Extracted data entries
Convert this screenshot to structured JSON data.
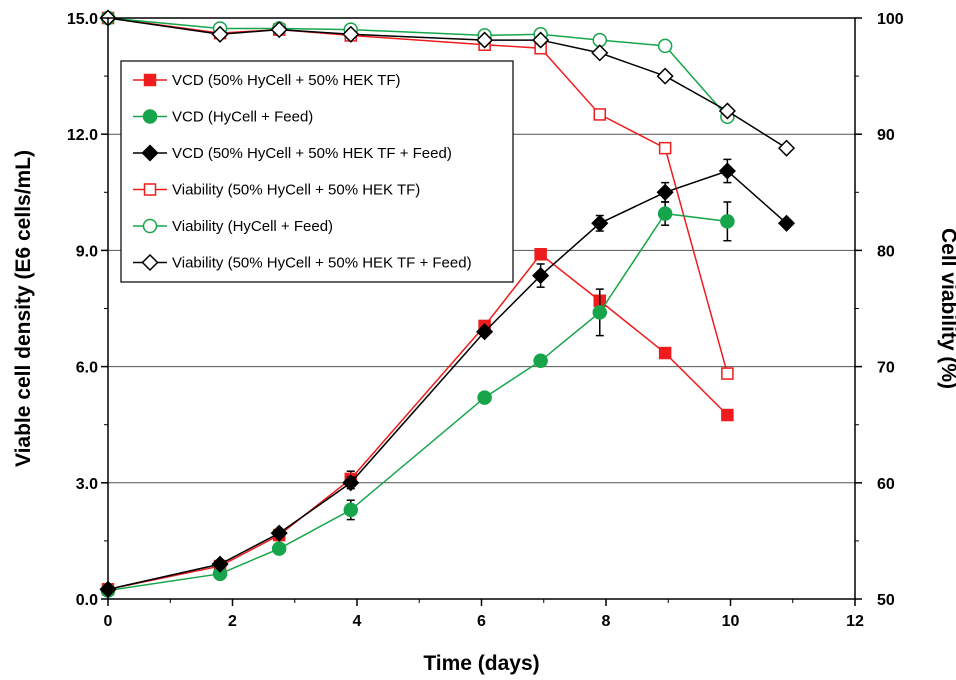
{
  "chart_data": {
    "type": "line",
    "title": "",
    "xlabel": "Time (days)",
    "ylabel": "Viable cell density (E6 cells/mL)",
    "y2label": "Cell viability (%)",
    "xlim": [
      0,
      12
    ],
    "ylim": [
      0,
      15
    ],
    "y2lim": [
      50,
      100
    ],
    "xticks": [
      "0",
      "2",
      "4",
      "6",
      "8",
      "10",
      "12"
    ],
    "yticks": [
      "0.0",
      "3.0",
      "6.0",
      "9.0",
      "12.0",
      "15.0"
    ],
    "y2ticks": [
      "50",
      "60",
      "70",
      "80",
      "90",
      "100"
    ],
    "grid": "horizontal",
    "legend_position": "top-left",
    "colors": {
      "red": "#ee1c1c",
      "green": "#16a54a",
      "black": "#000000"
    },
    "series": [
      {
        "name": "VCD (50% HyCell + 50% HEK TF)",
        "axis": "left",
        "color": "#ee1c1c",
        "marker": "square",
        "filled": true,
        "x": [
          0,
          1.8,
          2.75,
          3.9,
          6.05,
          6.95,
          7.9,
          8.95,
          9.95
        ],
        "y": [
          0.25,
          0.85,
          1.65,
          3.1,
          7.05,
          8.9,
          7.7,
          6.35,
          4.75
        ],
        "err": [
          0,
          0,
          0,
          0.2,
          0,
          0,
          0,
          0,
          0
        ]
      },
      {
        "name": "VCD (HyCell + Feed)",
        "axis": "left",
        "color": "#16a54a",
        "marker": "circle",
        "filled": true,
        "x": [
          0,
          1.8,
          2.75,
          3.9,
          6.05,
          6.95,
          7.9,
          8.95,
          9.95
        ],
        "y": [
          0.22,
          0.65,
          1.3,
          2.3,
          5.2,
          6.15,
          7.4,
          9.95,
          9.75
        ],
        "err": [
          0,
          0,
          0,
          0.25,
          0,
          0,
          0.6,
          0.3,
          0.5
        ]
      },
      {
        "name": "VCD (50% HyCell + 50% HEK TF + Feed)",
        "axis": "left",
        "color": "#000000",
        "marker": "diamond",
        "filled": true,
        "x": [
          0,
          1.8,
          2.75,
          3.9,
          6.05,
          6.95,
          7.9,
          8.95,
          9.95,
          10.9
        ],
        "y": [
          0.25,
          0.9,
          1.7,
          3.0,
          6.9,
          8.35,
          9.7,
          10.5,
          11.05,
          9.7
        ],
        "err": [
          0,
          0,
          0,
          0.15,
          0,
          0.3,
          0.2,
          0.25,
          0.3,
          0
        ]
      },
      {
        "name": "Viability (50% HyCell + 50% HEK TF)",
        "axis": "right",
        "color": "#ee1c1c",
        "marker": "square",
        "filled": false,
        "x": [
          0,
          1.8,
          2.75,
          3.9,
          6.05,
          6.95,
          7.9,
          8.95,
          9.95
        ],
        "y": [
          100,
          98.7,
          99.0,
          98.5,
          97.7,
          97.4,
          91.7,
          88.8,
          69.4
        ]
      },
      {
        "name": "Viability (HyCell + Feed)",
        "axis": "right",
        "color": "#16a54a",
        "marker": "circle",
        "filled": false,
        "x": [
          0,
          1.8,
          2.75,
          3.9,
          6.05,
          6.95,
          7.9,
          8.95,
          9.95
        ],
        "y": [
          100,
          99.1,
          99.1,
          99.0,
          98.5,
          98.6,
          98.1,
          97.6,
          91.5
        ]
      },
      {
        "name": "Viability (50% HyCell + 50% HEK TF + Feed)",
        "axis": "right",
        "color": "#000000",
        "marker": "diamond",
        "filled": false,
        "x": [
          0,
          1.8,
          2.75,
          3.9,
          6.05,
          6.95,
          7.9,
          8.95,
          9.95,
          10.9
        ],
        "y": [
          100,
          98.6,
          99.0,
          98.6,
          98.1,
          98.1,
          97.0,
          95.0,
          92.0,
          88.8
        ]
      }
    ]
  }
}
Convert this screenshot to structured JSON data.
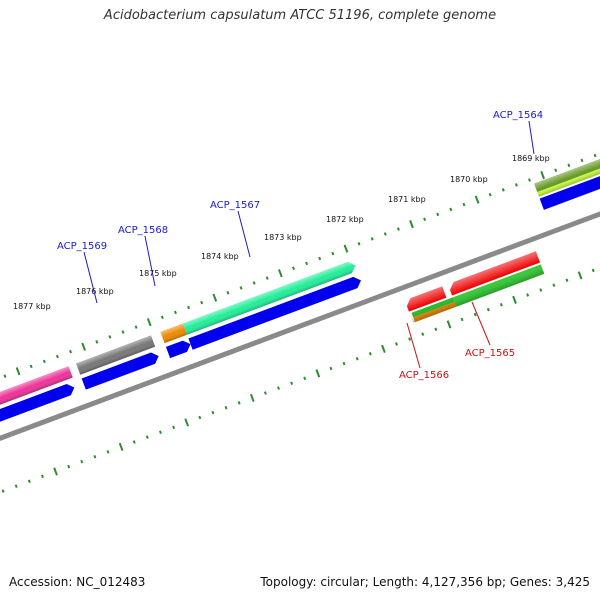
{
  "title": "Acidobacterium capsulatum ATCC 51196, complete genome",
  "footer": {
    "accession": "Accession: NC_012483",
    "summary": "Topology: circular; Length: 4,127,356 bp; Genes: 3,425"
  },
  "colors": {
    "backbone": "#8a8a8a",
    "ticks": "#2e8b2e",
    "forward_label": "#1a1acc",
    "reverse_label": "#cc1111"
  },
  "ticks": [
    {
      "label": "1877 kbp",
      "kbp": 1877
    },
    {
      "label": "1876 kbp",
      "kbp": 1876
    },
    {
      "label": "1875 kbp",
      "kbp": 1875
    },
    {
      "label": "1874 kbp",
      "kbp": 1874
    },
    {
      "label": "1873 kbp",
      "kbp": 1873
    },
    {
      "label": "1872 kbp",
      "kbp": 1872
    },
    {
      "label": "1871 kbp",
      "kbp": 1871
    },
    {
      "label": "1870 kbp",
      "kbp": 1870
    },
    {
      "label": "1869 kbp",
      "kbp": 1869
    }
  ],
  "gene_labels": [
    {
      "name": "ACP_1564",
      "strand": "forward"
    },
    {
      "name": "ACP_1567",
      "strand": "forward"
    },
    {
      "name": "ACP_1568",
      "strand": "forward"
    },
    {
      "name": "ACP_1569",
      "strand": "forward"
    },
    {
      "name": "ACP_1566",
      "strand": "reverse"
    },
    {
      "name": "ACP_1565",
      "strand": "reverse"
    }
  ],
  "feature_colors": {
    "cds": "#0000ee",
    "ACP_1569": "#777777",
    "left_pink": "#ee3399",
    "ACP_1568": "#ee8800",
    "ACP_1567": "#22ee99",
    "ACP_1564_top": "#669922",
    "ACP_1564_mid": "#ccff44",
    "ACP_1566_top": "#ee0000",
    "ACP_1566_mid": "#22bb22",
    "ACP_1566_low": "#ee8800",
    "ACP_1565_top": "#ee0000",
    "ACP_1565_low": "#33cc33"
  }
}
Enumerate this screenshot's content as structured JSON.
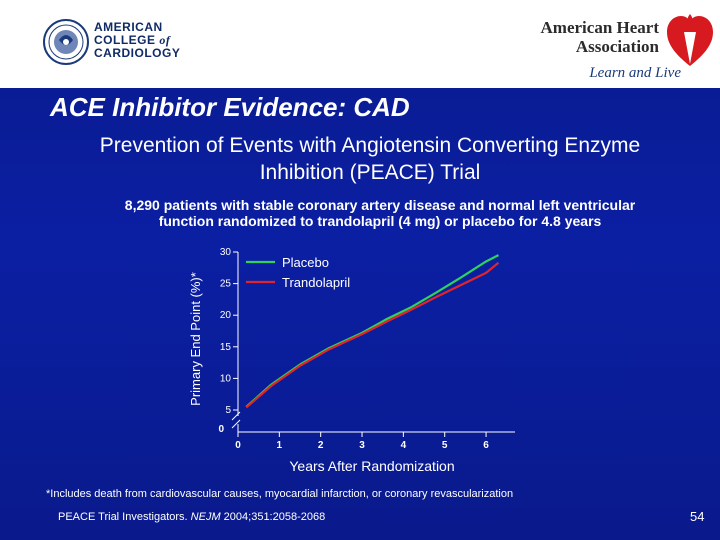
{
  "header": {
    "acc_logo": {
      "line1": "AMERICAN",
      "line2a": "COLLEGE",
      "line2b": "of",
      "line3": "CARDIOLOGY"
    },
    "aha_logo": {
      "line1": "American Heart",
      "line2": "Association",
      "tagline": "Learn and Live"
    }
  },
  "slide": {
    "title": "ACE Inhibitor Evidence: CAD",
    "subtitle_line1": "Prevention of Events with Angiotensin Converting Enzyme",
    "subtitle_line2": "Inhibition (PEACE) Trial",
    "description_line1": "8,290 patients with stable coronary artery disease and normal left ventricular",
    "description_line2": "function randomized to trandolapril (4 mg) or placebo for 4.8 years",
    "footnote": "*Includes death from cardiovascular causes, myocardial infarction, or coronary revascularization",
    "citation_pre": "PEACE Trial Investigators. ",
    "citation_journal": "NEJM",
    "citation_post": " 2004;351:2058-2068",
    "page_number": "54"
  },
  "colors": {
    "background": "#0b1fa3",
    "placebo": "#2fd35a",
    "trandolapril": "#e0252a",
    "axis": "#ffffff"
  },
  "chart_data": {
    "type": "line",
    "title": "",
    "xlabel": "Years After Randomization",
    "ylabel": "Primary End Point (%)*",
    "xlim": [
      0,
      6.7
    ],
    "ylim": [
      0,
      30
    ],
    "axis_break": true,
    "y_break_from": 0,
    "y_break_to": 5,
    "xticks": [
      0,
      1,
      2,
      3,
      4,
      5,
      6
    ],
    "yticks": [
      5,
      10,
      15,
      20,
      25,
      30
    ],
    "y_zero_label": "0",
    "grid": false,
    "legend_position": "top-left",
    "series": [
      {
        "name": "Placebo",
        "color": "#2fd35a",
        "x": [
          0.2,
          0.8,
          1.5,
          2.2,
          3.0,
          3.6,
          4.2,
          4.8,
          5.4,
          6.0,
          6.3
        ],
        "y": [
          5.5,
          9.0,
          12.2,
          14.8,
          17.2,
          19.4,
          21.3,
          23.6,
          26.0,
          28.5,
          29.5
        ]
      },
      {
        "name": "Trandolapril",
        "color": "#e0252a",
        "x": [
          0.2,
          0.8,
          1.5,
          2.2,
          3.0,
          3.6,
          4.2,
          4.8,
          5.4,
          6.0,
          6.3
        ],
        "y": [
          5.4,
          8.8,
          12.0,
          14.6,
          17.0,
          19.0,
          20.9,
          22.9,
          24.8,
          26.7,
          28.3
        ]
      }
    ]
  }
}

■ Work item:
Please copy every line from the entries that includes the word "HyCell".

■ Exercise solution:
        "name": "VCD (50% HyCell + 50% HEK TF)",
        "name": "VCD (HyCell + Feed)",
        "name": "VCD (50% HyCell + 50% HEK TF + Feed)",
        "name": "Viability (50% HyCell + 50% HEK TF)",
        "name": "Viability (HyCell + Feed)",
        "name": "Viability (50% HyCell + 50% HEK TF + Feed)",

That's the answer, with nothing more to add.